• Exercise task: The exercise asks for every line of the data to be reproduced exactly.

• Entries shown:
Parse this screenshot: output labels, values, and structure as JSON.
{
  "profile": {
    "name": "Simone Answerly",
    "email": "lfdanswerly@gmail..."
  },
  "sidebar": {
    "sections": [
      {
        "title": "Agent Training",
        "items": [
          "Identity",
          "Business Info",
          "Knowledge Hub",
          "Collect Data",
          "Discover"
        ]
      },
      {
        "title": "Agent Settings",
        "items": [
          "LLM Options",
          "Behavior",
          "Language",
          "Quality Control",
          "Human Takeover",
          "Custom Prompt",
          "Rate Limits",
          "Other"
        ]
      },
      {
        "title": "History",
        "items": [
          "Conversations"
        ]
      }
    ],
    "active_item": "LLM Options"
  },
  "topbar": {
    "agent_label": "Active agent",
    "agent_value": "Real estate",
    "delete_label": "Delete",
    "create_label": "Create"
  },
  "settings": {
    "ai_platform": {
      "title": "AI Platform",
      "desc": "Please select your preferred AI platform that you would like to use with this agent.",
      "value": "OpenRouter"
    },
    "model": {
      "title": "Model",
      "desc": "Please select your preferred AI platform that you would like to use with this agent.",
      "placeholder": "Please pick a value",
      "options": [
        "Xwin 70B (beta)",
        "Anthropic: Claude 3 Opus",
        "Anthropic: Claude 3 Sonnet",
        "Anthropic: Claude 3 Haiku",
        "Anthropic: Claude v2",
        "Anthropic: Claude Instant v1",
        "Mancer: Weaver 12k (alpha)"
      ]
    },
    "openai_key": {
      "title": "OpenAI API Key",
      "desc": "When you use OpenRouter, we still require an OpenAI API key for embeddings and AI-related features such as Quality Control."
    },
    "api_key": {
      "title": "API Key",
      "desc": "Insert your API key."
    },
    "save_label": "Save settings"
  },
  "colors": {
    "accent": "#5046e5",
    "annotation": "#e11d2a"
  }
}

• Completed exercise:
Parse this screenshot: output labels, values, and structure as JSON.
{
  "profile": {
    "name": "Simone Answerly",
    "email": "lfdanswerly@gmail..."
  },
  "sidebar": {
    "sections": [
      {
        "title": "Agent Training",
        "items": [
          "Identity",
          "Business Info",
          "Knowledge Hub",
          "Collect Data",
          "Discover"
        ]
      },
      {
        "title": "Agent Settings",
        "items": [
          "LLM Options",
          "Behavior",
          "Language",
          "Quality Control",
          "Human Takeover",
          "Custom Prompt",
          "Rate Limits",
          "Other"
        ]
      },
      {
        "title": "History",
        "items": [
          "Conversations"
        ]
      }
    ],
    "active_item": "LLM Options"
  },
  "topbar": {
    "agent_label": "Active agent",
    "agent_value": "Real estate",
    "delete_label": "Delete",
    "create_label": "Create"
  },
  "settings": {
    "ai_platform": {
      "title": "AI Platform",
      "desc": "Please select your preferred AI platform that you would like to use with this agent.",
      "value": "OpenRouter"
    },
    "model": {
      "title": "Model",
      "desc": "Please select your preferred AI platform that you would like to use with this agent.",
      "placeholder": "Please pick a value",
      "options": [
        "Xwin 70B (beta)",
        "Anthropic: Claude 3 Opus",
        "Anthropic: Claude 3 Sonnet",
        "Anthropic: Claude 3 Haiku",
        "Anthropic: Claude v2",
        "Anthropic: Claude Instant v1",
        "Mancer: Weaver 12k (alpha)"
      ]
    },
    "openai_key": {
      "title": "OpenAI API Key",
      "desc": "When you use OpenRouter, we still require an OpenAI API key for embeddings and AI-related features such as Quality Control."
    },
    "api_key": {
      "title": "API Key",
      "desc": "Insert your API key."
    },
    "save_label": "Save settings"
  },
  "colors": {
    "accent": "#5046e5",
    "annotation": "#e11d2a"
  }
}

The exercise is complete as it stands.